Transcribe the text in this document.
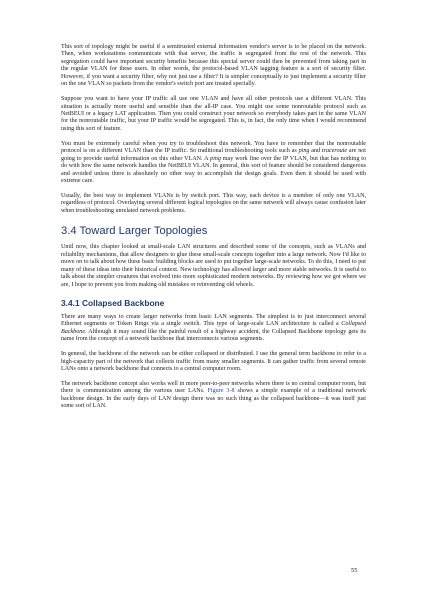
This sort of topology might be useful if a semitrusted external information vendor's server is to be placed on the network. Then, when workstations communicate with that server, the traffic is segregated from the rest of the network. This segregation could have important security benefits because this special server could then be prevented from taking part in the regular VLAN for these users. In other words, the protocol-based VLAN tagging feature is a sort of security filter. However, if you want a security filter, why not just use a filter? It is simpler conceptually to just implement a security filter on the one VLAN so packets from the vendor's switch port are treated specially.

Suppose you want to have your IP traffic all use one VLAN and have all other protocols use a different VLAN. This situation is actually more useful and sensible than the all-IP case. You might use some nonroutable protocol such as NetBEUI or a legacy LAT application. Then you could construct your network so everybody takes part in the same VLAN for the nonroutable traffic, but your IP traffic would be segregated. This is, in fact, the only time when I would recommend using this sort of feature.

You must be extremely careful when you try to troubleshoot this network. You have to remember that the nonroutable protocol is on a different VLAN than the IP traffic. So traditional troubleshooting tools such as ping and traceroute are not going to provide useful information on this other VLAN. A ping may work fine over the IP VLAN, but that has nothing to do with how the same network handles the NetBEUI VLAN. In general, this sort of feature should be considered dangerous and avoided unless there is absolutely no other way to accomplish the design goals. Even then it should be used with extreme care.

Usually, the best way to implement VLANs is by switch port. This way, each device is a member of only one VLAN, regardless of protocol. Overlaying several different logical topologies on the same network will always cause confusion later when troubleshooting unrelated network problems.

3.4 Toward Larger Topologies

Until now, this chapter looked at small-scale LAN structures and described some of the concepts, such as VLANs and reliability mechanisms, that allow designers to glue these small-scale concepts together into a large network. Now I'd like to move on to talk about how these basic building blocks are used to put together large-scale networks. To do this, I need to put many of these ideas into their historical context. New technology has allowed larger and more stable networks. It is useful to talk about the simpler creatures that evolved into more sophisticated modern networks. By reviewing how we got where we are, I hope to prevent you from making old mistakes or reinventing old wheels.

3.4.1 Collapsed Backbone

There are many ways to create larger networks from basic LAN segments. The simplest is to just interconnect several Ethernet segments or Token Rings via a single switch. This type of large-scale LAN architecture is called a Collapsed Backbone. Although it may sound like the painful result of a highway accident, the Collapsed Backbone topology gets its name from the concept of a network backbone that interconnects various segments.

In general, the backbone of the network can be either collapsed or distributed. I use the general term backbone to refer to a high-capacity part of the network that collects traffic from many smaller segments. It can gather traffic from several remote LANs onto a network backbone that connects to a central computer room.

The network backbone concept also works well in more peer-to-peer networks where there is no central computer room, but there is communication among the various user LANs. Figure 3-8 shows a simple example of a traditional network backbone design. In the early days of LAN design there was no such thing as the collapsed backbone—it was itself just some sort of LAN.

55
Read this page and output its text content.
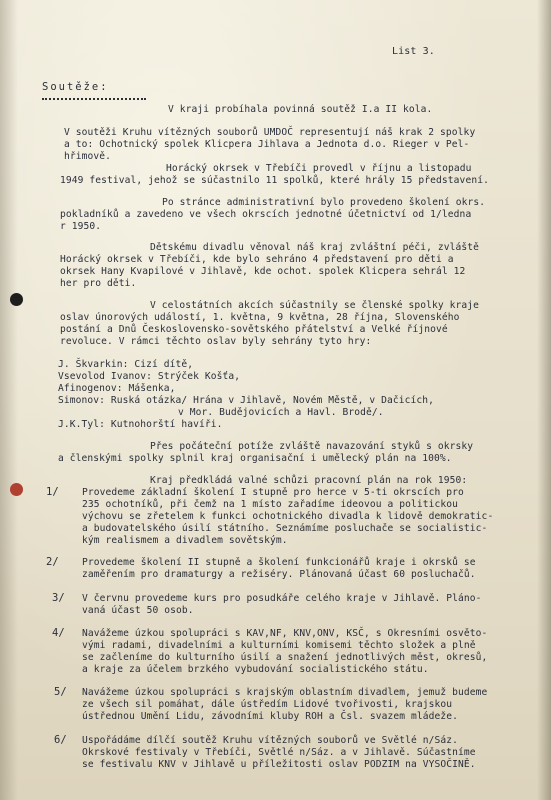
List 3.
Soutěže:
V kraji probíhala povinná soutěž I.a II kola.
V soutěži Kruhu vítězných souborů UMDOČ representují náš krak 2 spolky
a to: Ochotnický spolek Klicpera Jihlava a Jednota d.o. Rieger v Pel-
hřimově.
Horácký okrsek v Třebíči provedl v říjnu a listopadu
1949 festival, jehož se súčastnilo 11 spolků, které hrály 15 představení.
Po stránce administrativní bylo provedeno školení okrs.
pokladníků a zavedeno ve všech okrscích jednotné účetnictví od 1/ledna
r 1950.
Dětskému divadlu věnoval náš kraj zvláštní péči, zvláště
Horácký okrsek v Třebíči, kde bylo sehráno 4 představení pro děti a
okrsek Hany Kvapilové v Jihlavě, kde ochot. spolek Klicpera sehrál 12
her pro děti.
V celostátních akcích súčastnily se členské spolky kraje
oslav únorových událostí, 1. května, 9 května, 28 října, Slovenského
postání a Dnů Československo-sovětského přátelství a Velké říjnové
revoluce. V rámci těchto oslav byly sehrány tyto hry:
J. Škvarkin: Cizí dítě,
Vsevolod Ivanov: Strýček Košťa,
Afinogenov: Mášenka,
Simonov: Ruská otázka/ Hrána v Jihlavě, Novém Městě, v Dačicích,
v Mor. Budějovicích a Havl. Brodě/.
J.K.Tyl: Kutnohorští havíři.
Přes počáteční potíže zvláště navazování styků s okrsky
a členskými spolky splnil kraj organisační i umělecký plán na 100%.
Kraj předkládá valné schůzi pracovní plán na rok 1950:
1/ Provedeme základní školení I stupně pro herce v 5-ti okrscích pro
235 ochotníků, při čemž na 1 místo zařadíme ideovou a politickou
výchovu se zřetelem k funkci ochotnického divadla k lidově demokratic-
a budovatelského úsilí státního. Seznámíme posluchače se socialistic-
kým realismem a divadlem sovětským.
2/ Provedeme školení II stupně a školení funkcionářů kraje i okrsků se
zaměřením pro dramaturgy a režiséry. Plánovaná účast 60 posluchačů.
3/ V červnu provedeme kurs pro posudkáře celého kraje v Jihlavě. Pláno-
vaná účast 50 osob.
4/ Navážeme úzkou spolupráci s KAV,NF, KNV,ONV, KSČ, s Okresními osvěto-
vými radami, divadelními a kulturními komisemi těchto složek a plně
se začleníme do kulturního úsilí a snažení jednotlivých měst, okresů,
a kraje za účelem brzkého vybudování socialistického státu.
5/ Navážeme úzkou spolupráci s krajským oblastním divadlem, jemuž budeme
ze všech sil pomáhat, dále ústředím Lidové tvořivosti, krajskou
ústřednou Umění Lidu, závodními kluby ROH a Čsl. svazem mládeže.
6/ Uspořádáme dílčí soutěž Kruhu vítězných souborů ve Světlé n/Sáz.
Okrskové festivaly v Třebíči, Světlé n/Sáz. a v Jihlavě. Súčastníme
se festivalu KNV v Jihlavě u příležitosti oslav PODZIM na VYSOČINĚ.
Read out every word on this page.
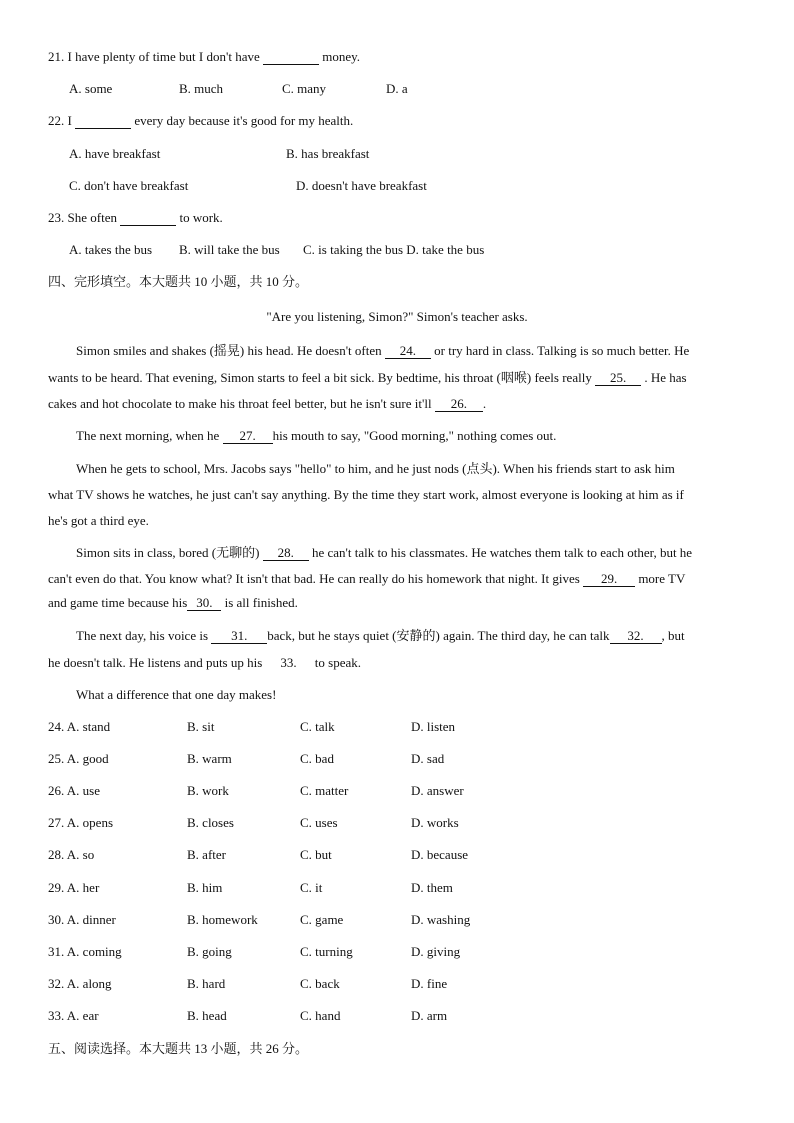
21. I have plenty of time but I don't have	money.
A. some	B. much	C. many	D. a
22. I	every day because it's good for my health.
A. have breakfast	B. has breakfast
C. don't have breakfast	D. doesn't have breakfast
23. She often	to work.
A. takes the bus B. will take the bus C. is taking the bus D. take the bus
四、完形填空。本大题共 10 小题，共 10 分。
"Are you listening, Simon?" Simon's teacher asks.
Simon smiles and shakes (摇晃) his head. He doesn't often 24. or try hard in class. Talking is so much better. He
wants to be heard. That evening, Simon starts to feel a bit sick. By bedtime, his throat (咽喉) feels really 25. . He has
cakes and hot chocolate to make his throat feel better, but he isn't sure it'll 26. .
The next morning, when he 27. his mouth to say, "Good morning," nothing comes out.
When he gets to school, Mrs. Jacobs says "hello" to him, and he just nods (点头). When his friends start to ask him
what TV shows he watches, he just can't say anything. By the time they start work, almost everyone is looking at him as if
he's got a third eye.
Simon sits in class, bored (无聊的) 28. he can't talk to his classmates. He watches them talk to each other, but he
can't even do that. You know what? It isn't that bad. He can really do his homework that night. It gives 29. more TV
and game time because his 30. is all finished.
The next day, his voice is 31. back, but he stays quiet (安静的) again. The third day, he can talk 32. , but
he doesn't talk. He listens and puts up his 33. to speak.
What a difference that one day makes!
24. A. stand	B. sit	C. talk	D. listen
25. A. good	B. warm	C. bad	D. sad
26. A. use	B. work	C. matter	D. answer
27. A. opens	B. closes	C. uses	D. works
28. A. so	B. after	C. but	D. because
29. A. her	B. him	C. it	D. them
30. A. dinner	B. homework	C. game	D. washing
31. A. coming	B. going	C. turning	D. giving
32. A. along	B. hard	C. back	D. fine
33. A. ear	B. head	C. hand	D. arm
五、阅读选择。本大题共 13 小题，共 26 分。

# [Task to complete]
Leave out the pictures and restate everything else word for word.

# [Reply to the exercise]
Transcribe the text in this document.
This sort of topology might be useful if a semitrusted external information vendor's server is to be placed on the network. Then, when workstations communicate with that server, the traffic is segregated from the rest of the network. This segregation could have important security benefits because this special server could then be prevented from taking part in the regular VLAN for these users. In other words, the protocol-based VLAN tagging feature is a sort of security filter. However, if you want a security filter, why not just use a filter? It is simpler conceptually to just implement a security filter on the one VLAN so packets from the vendor's switch port are treated specially.

Suppose you want to have your IP traffic all use one VLAN and have all other protocols use a different VLAN. This situation is actually more useful and sensible than the all-IP case. You might use some nonroutable protocol such as NetBEUI or a legacy LAT application. Then you could construct your network so everybody takes part in the same VLAN for the nonroutable traffic, but your IP traffic would be segregated. This is, in fact, the only time when I would recommend using this sort of feature.

You must be extremely careful when you try to troubleshoot this network. You have to remember that the nonroutable protocol is on a different VLAN than the IP traffic. So traditional troubleshooting tools such as ping and traceroute are not going to provide useful information on this other VLAN. A ping may work fine over the IP VLAN, but that has nothing to do with how the same network handles the NetBEUI VLAN. In general, this sort of feature should be considered dangerous and avoided unless there is absolutely no other way to accomplish the design goals. Even then it should be used with extreme care.

Usually, the best way to implement VLANs is by switch port. This way, each device is a member of only one VLAN, regardless of protocol. Overlaying several different logical topologies on the same network will always cause confusion later when troubleshooting unrelated network problems.

3.4 Toward Larger Topologies

Until now, this chapter looked at small-scale LAN structures and described some of the concepts, such as VLANs and reliability mechanisms, that allow designers to glue these small-scale concepts together into a large network. Now I'd like to move on to talk about how these basic building blocks are used to put together large-scale networks. To do this, I need to put many of these ideas into their historical context. New technology has allowed larger and more stable networks. It is useful to talk about the simpler creatures that evolved into more sophisticated modern networks. By reviewing how we got where we are, I hope to prevent you from making old mistakes or reinventing old wheels.

3.4.1 Collapsed Backbone

There are many ways to create larger networks from basic LAN segments. The simplest is to just interconnect several Ethernet segments or Token Rings via a single switch. This type of large-scale LAN architecture is called a Collapsed Backbone. Although it may sound like the painful result of a highway accident, the Collapsed Backbone topology gets its name from the concept of a network backbone that interconnects various segments.

In general, the backbone of the network can be either collapsed or distributed. I use the general term backbone to refer to a high-capacity part of the network that collects traffic from many smaller segments. It can gather traffic from several remote LANs onto a network backbone that connects to a central computer room.

The network backbone concept also works well in more peer-to-peer networks where there is no central computer room, but there is communication among the various user LANs. Figure 3-8 shows a simple example of a traditional network backbone design. In the early days of LAN design there was no such thing as the collapsed backbone—it was itself just some sort of LAN.

55
Read this page and output its text content.
List 3.
Soutěže:
V kraji probíhala povinná soutěž I.a II kola.
V soutěži Kruhu vítězných souborů UMDOČ representují náš krak 2 spolky
a to: Ochotnický spolek Klicpera Jihlava a Jednota d.o. Rieger v Pel-
hřimově.
Horácký okrsek v Třebíči provedl v říjnu a listopadu
1949 festival, jehož se súčastnilo 11 spolků, které hrály 15 představení.
Po stránce administrativní bylo provedeno školení okrs.
pokladníků a zavedeno ve všech okrscích jednotné účetnictví od 1/ledna
r 1950.
Dětskému divadlu věnoval náš kraj zvláštní péči, zvláště
Horácký okrsek v Třebíči, kde bylo sehráno 4 představení pro děti a
okrsek Hany Kvapilové v Jihlavě, kde ochot. spolek Klicpera sehrál 12
her pro děti.
V celostátních akcích súčastnily se členské spolky kraje
oslav únorových událostí, 1. května, 9 května, 28 října, Slovenského
postání a Dnů Československo-sovětského přátelství a Velké říjnové
revoluce. V rámci těchto oslav byly sehrány tyto hry:
J. Škvarkin: Cizí dítě,
Vsevolod Ivanov: Strýček Košťa,
Afinogenov: Mášenka,
Simonov: Ruská otázka/ Hrána v Jihlavě, Novém Městě, v Dačicích,
v Mor. Budějovicích a Havl. Brodě/.
J.K.Tyl: Kutnohorští havíři.
Přes počáteční potíže zvláště navazování styků s okrsky
a členskými spolky splnil kraj organisační i umělecký plán na 100%.
Kraj předkládá valné schůzi pracovní plán na rok 1950:
1/ Provedeme základní školení I stupně pro herce v 5-ti okrscích pro
235 ochotníků, při čemž na 1 místo zařadíme ideovou a politickou
výchovu se zřetelem k funkci ochotnického divadla k lidově demokratic-
a budovatelského úsilí státního. Seznámíme posluchače se socialistic-
kým realismem a divadlem sovětským.
2/ Provedeme školení II stupně a školení funkcionářů kraje i okrsků se
zaměřením pro dramaturgy a režiséry. Plánovaná účast 60 posluchačů.
3/ V červnu provedeme kurs pro posudkáře celého kraje v Jihlavě. Pláno-
vaná účast 50 osob.
4/ Navážeme úzkou spolupráci s KAV,NF, KNV,ONV, KSČ, s Okresními osvěto-
vými radami, divadelními a kulturními komisemi těchto složek a plně
se začleníme do kulturního úsilí a snažení jednotlivých měst, okresů,
a kraje za účelem brzkého vybudování socialistického státu.
5/ Navážeme úzkou spolupráci s krajským oblastním divadlem, jemuž budeme
ze všech sil pomáhat, dále ústředím Lidové tvořivosti, krajskou
ústřednou Umění Lidu, závodními kluby ROH a Čsl. svazem mládeže.
6/ Uspořádáme dílčí soutěž Kruhu vítězných souborů ve Světlé n/Sáz.
Okrskové festivaly v Třebíči, Světlé n/Sáz. a v Jihlavě. Súčastníme
se festivalu KNV v Jihlavě u příležitosti oslav PODZIM na VYSOČINĚ.
Read out every word on this page.
21. I have plenty of time but I don't have	money.
A. some	B. much	C. many	D. a
22. I	every day because it's good for my health.
A. have breakfast	B. has breakfast
C. don't have breakfast	D. doesn't have breakfast
23. She often	to work.
A. takes the bus B. will take the bus C. is taking the bus D. take the bus
四、完形填空。本大题共 10 小题，共 10 分。
"Are you listening, Simon?" Simon's teacher asks.
Simon smiles and shakes (摇晃) his head. He doesn't often 24. or try hard in class. Talking is so much better. He
wants to be heard. That evening, Simon starts to feel a bit sick. By bedtime, his throat (咽喉) feels really 25. . He has
cakes and hot chocolate to make his throat feel better, but he isn't sure it'll 26. .
The next morning, when he 27. his mouth to say, "Good morning," nothing comes out.
When he gets to school, Mrs. Jacobs says "hello" to him, and he just nods (点头). When his friends start to ask him
what TV shows he watches, he just can't say anything. By the time they start work, almost everyone is looking at him as if
he's got a third eye.
Simon sits in class, bored (无聊的) 28. he can't talk to his classmates. He watches them talk to each other, but he
can't even do that. You know what? It isn't that bad. He can really do his homework that night. It gives 29. more TV
and game time because his 30. is all finished.
The next day, his voice is 31. back, but he stays quiet (安静的) again. The third day, he can talk 32. , but
he doesn't talk. He listens and puts up his 33. to speak.
What a difference that one day makes!
24. A. stand	B. sit	C. talk	D. listen
25. A. good	B. warm	C. bad	D. sad
26. A. use	B. work	C. matter	D. answer
27. A. opens	B. closes	C. uses	D. works
28. A. so	B. after	C. but	D. because
29. A. her	B. him	C. it	D. them
30. A. dinner	B. homework	C. game	D. washing
31. A. coming	B. going	C. turning	D. giving
32. A. along	B. hard	C. back	D. fine
33. A. ear	B. head	C. hand	D. arm
五、阅读选择。本大题共 13 小题，共 26 分。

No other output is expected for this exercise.